§ What is expected:
Check each line of the records below and collect those that include the word "Jennifer".

§ Listed records:
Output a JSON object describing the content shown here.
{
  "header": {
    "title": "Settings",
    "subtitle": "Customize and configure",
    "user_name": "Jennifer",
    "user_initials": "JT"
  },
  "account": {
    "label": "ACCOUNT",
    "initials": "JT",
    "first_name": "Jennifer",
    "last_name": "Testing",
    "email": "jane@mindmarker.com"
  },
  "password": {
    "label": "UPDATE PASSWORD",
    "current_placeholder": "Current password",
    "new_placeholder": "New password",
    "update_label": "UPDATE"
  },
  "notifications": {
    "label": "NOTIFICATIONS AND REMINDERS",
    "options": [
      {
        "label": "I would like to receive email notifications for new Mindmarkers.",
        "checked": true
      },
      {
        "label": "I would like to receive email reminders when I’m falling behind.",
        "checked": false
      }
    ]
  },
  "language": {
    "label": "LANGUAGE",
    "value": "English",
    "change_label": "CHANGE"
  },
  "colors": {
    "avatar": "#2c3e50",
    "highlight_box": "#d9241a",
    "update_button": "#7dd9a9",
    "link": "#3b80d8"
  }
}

§ Result of the task:
    "user_name": "Jennifer",
    "first_name": "Jennifer",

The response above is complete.